** start of Input data **

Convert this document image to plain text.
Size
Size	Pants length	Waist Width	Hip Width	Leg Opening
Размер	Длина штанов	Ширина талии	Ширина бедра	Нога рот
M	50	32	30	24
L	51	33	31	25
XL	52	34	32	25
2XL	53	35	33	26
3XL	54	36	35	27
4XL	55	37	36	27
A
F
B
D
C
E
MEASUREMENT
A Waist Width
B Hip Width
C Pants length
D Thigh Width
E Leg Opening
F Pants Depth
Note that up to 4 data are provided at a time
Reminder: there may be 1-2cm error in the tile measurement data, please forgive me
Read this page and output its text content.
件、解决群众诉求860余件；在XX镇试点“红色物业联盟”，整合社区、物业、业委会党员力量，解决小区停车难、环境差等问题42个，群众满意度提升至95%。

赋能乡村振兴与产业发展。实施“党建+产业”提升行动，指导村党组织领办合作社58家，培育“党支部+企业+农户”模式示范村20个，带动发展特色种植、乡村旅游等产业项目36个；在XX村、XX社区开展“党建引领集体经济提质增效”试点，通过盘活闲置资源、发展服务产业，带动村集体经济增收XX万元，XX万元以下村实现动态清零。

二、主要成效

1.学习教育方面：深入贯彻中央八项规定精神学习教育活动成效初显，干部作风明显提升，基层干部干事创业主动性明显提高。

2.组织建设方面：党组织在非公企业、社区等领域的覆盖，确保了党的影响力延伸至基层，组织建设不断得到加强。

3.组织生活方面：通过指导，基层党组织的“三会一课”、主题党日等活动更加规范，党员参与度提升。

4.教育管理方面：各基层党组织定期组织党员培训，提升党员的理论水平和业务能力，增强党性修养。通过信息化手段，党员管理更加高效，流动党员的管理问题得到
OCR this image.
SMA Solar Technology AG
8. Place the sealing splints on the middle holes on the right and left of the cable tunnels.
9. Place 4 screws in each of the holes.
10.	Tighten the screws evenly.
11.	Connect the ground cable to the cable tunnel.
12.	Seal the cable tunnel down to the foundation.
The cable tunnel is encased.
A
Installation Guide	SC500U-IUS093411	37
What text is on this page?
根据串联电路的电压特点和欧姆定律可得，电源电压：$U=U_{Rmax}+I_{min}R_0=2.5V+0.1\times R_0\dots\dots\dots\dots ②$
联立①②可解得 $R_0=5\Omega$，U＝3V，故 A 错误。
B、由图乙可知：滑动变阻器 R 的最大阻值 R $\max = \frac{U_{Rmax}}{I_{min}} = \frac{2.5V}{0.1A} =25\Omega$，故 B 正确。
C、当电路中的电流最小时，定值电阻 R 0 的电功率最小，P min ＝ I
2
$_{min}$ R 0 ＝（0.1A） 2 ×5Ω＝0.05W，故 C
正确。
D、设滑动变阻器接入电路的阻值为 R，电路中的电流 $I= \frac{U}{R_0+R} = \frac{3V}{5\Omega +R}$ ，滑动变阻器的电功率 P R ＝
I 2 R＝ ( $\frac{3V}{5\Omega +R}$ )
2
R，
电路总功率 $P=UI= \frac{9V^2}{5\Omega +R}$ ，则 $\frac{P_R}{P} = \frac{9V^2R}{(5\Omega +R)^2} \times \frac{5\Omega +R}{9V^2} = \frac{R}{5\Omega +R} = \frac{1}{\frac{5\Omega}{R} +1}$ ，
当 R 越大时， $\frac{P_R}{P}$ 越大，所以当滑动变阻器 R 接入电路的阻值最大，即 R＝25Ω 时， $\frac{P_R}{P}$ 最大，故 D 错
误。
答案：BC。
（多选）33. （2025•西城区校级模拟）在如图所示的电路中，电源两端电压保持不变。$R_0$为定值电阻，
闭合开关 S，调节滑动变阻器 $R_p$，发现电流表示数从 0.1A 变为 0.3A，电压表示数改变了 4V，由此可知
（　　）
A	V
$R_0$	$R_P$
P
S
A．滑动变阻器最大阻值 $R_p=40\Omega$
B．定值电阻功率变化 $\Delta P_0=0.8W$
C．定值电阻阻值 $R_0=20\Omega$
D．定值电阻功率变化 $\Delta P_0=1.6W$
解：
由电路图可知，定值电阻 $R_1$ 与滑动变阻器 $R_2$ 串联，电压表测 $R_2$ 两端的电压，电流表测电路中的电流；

** end of Input data **

Reproduce the data in its entirety, matching each character.

Reply.
Convert this document image to plain text.
Size
Size	Pants length	Waist Width	Hip Width	Leg Opening
Размер	Длина штанов	Ширина талии	Ширина бедра	Нога рот
M	50	32	30	24
L	51	33	31	25
XL	52	34	32	25
2XL	53	35	33	26
3XL	54	36	35	27
4XL	55	37	36	27
A
F
B
D
C
E
MEASUREMENT
A Waist Width
B Hip Width
C Pants length
D Thigh Width
E Leg Opening
F Pants Depth
Note that up to 4 data are provided at a time
Reminder: there may be 1-2cm error in the tile measurement data, please forgive me
Read this page and output its text content.
件、解决群众诉求860余件；在XX镇试点“红色物业联盟”，整合社区、物业、业委会党员力量，解决小区停车难、环境差等问题42个，群众满意度提升至95%。

赋能乡村振兴与产业发展。实施“党建+产业”提升行动，指导村党组织领办合作社58家，培育“党支部+企业+农户”模式示范村20个，带动发展特色种植、乡村旅游等产业项目36个；在XX村、XX社区开展“党建引领集体经济提质增效”试点，通过盘活闲置资源、发展服务产业，带动村集体经济增收XX万元，XX万元以下村实现动态清零。

二、主要成效

1.学习教育方面：深入贯彻中央八项规定精神学习教育活动成效初显，干部作风明显提升，基层干部干事创业主动性明显提高。

2.组织建设方面：党组织在非公企业、社区等领域的覆盖，确保了党的影响力延伸至基层，组织建设不断得到加强。

3.组织生活方面：通过指导，基层党组织的“三会一课”、主题党日等活动更加规范，党员参与度提升。

4.教育管理方面：各基层党组织定期组织党员培训，提升党员的理论水平和业务能力，增强党性修养。通过信息化手段，党员管理更加高效，流动党员的管理问题得到
OCR this image.
SMA Solar Technology AG
8. Place the sealing splints on the middle holes on the right and left of the cable tunnels.
9. Place 4 screws in each of the holes.
10.	Tighten the screws evenly.
11.	Connect the ground cable to the cable tunnel.
12.	Seal the cable tunnel down to the foundation.
The cable tunnel is encased.
A
Installation Guide	SC500U-IUS093411	37
What text is on this page?
根据串联电路的电压特点和欧姆定律可得，电源电压：$U=U_{Rmax}+I_{min}R_0=2.5V+0.1\times R_0\dots\dots\dots\dots ②$
联立①②可解得 $R_0=5\Omega$，U＝3V，故 A 错误。
B、由图乙可知：滑动变阻器 R 的最大阻值 R $\max = \frac{U_{Rmax}}{I_{min}} = \frac{2.5V}{0.1A} =25\Omega$，故 B 正确。
C、当电路中的电流最小时，定值电阻 R 0 的电功率最小，P min ＝ I
2
$_{min}$ R 0 ＝（0.1A） 2 ×5Ω＝0.05W，故 C
正确。
D、设滑动变阻器接入电路的阻值为 R，电路中的电流 $I= \frac{U}{R_0+R} = \frac{3V}{5\Omega +R}$ ，滑动变阻器的电功率 P R ＝
I 2 R＝ ( $\frac{3V}{5\Omega +R}$ )
2
R，
电路总功率 $P=UI= \frac{9V^2}{5\Omega +R}$ ，则 $\frac{P_R}{P} = \frac{9V^2R}{(5\Omega +R)^2} \times \frac{5\Omega +R}{9V^2} = \frac{R}{5\Omega +R} = \frac{1}{\frac{5\Omega}{R} +1}$ ，
当 R 越大时， $\frac{P_R}{P}$ 越大，所以当滑动变阻器 R 接入电路的阻值最大，即 R＝25Ω 时， $\frac{P_R}{P}$ 最大，故 D 错
误。
答案：BC。
（多选）33. （2025•西城区校级模拟）在如图所示的电路中，电源两端电压保持不变。$R_0$为定值电阻，
闭合开关 S，调节滑动变阻器 $R_p$，发现电流表示数从 0.1A 变为 0.3A，电压表示数改变了 4V，由此可知
（　　）
A	V
$R_0$	$R_P$
P
S
A．滑动变阻器最大阻值 $R_p=40\Omega$
B．定值电阻功率变化 $\Delta P_0=0.8W$
C．定值电阻阻值 $R_0=20\Omega$
D．定值电阻功率变化 $\Delta P_0=1.6W$
解：
由电路图可知，定值电阻 $R_1$ 与滑动变阻器 $R_2$ 串联，电压表测 $R_2$ 两端的电压，电流表测电路中的电流；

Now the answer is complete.